(The problem) Of the lines in the records that follow, how many include the word "DOMICILIO"? Answer with a bare number.

[Saved entries]
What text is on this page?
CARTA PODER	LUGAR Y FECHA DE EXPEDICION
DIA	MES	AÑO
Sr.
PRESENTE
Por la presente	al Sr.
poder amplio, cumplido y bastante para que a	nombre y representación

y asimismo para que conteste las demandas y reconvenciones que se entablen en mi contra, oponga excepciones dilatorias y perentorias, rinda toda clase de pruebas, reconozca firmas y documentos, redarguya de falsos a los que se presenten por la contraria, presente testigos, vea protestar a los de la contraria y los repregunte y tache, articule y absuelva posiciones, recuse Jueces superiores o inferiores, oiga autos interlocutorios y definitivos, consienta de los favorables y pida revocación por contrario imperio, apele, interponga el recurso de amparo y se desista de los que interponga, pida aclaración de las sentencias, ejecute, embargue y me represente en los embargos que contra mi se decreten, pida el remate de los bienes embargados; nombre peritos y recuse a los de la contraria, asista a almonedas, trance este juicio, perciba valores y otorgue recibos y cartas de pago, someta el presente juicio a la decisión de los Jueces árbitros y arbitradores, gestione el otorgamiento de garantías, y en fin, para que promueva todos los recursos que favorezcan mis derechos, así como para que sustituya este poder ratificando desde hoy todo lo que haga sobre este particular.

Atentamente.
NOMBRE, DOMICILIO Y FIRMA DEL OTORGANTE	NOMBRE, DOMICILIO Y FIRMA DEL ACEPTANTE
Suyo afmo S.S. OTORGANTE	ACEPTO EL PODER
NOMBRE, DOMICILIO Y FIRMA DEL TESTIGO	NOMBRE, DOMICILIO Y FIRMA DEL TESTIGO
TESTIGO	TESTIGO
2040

(Response to the task) 2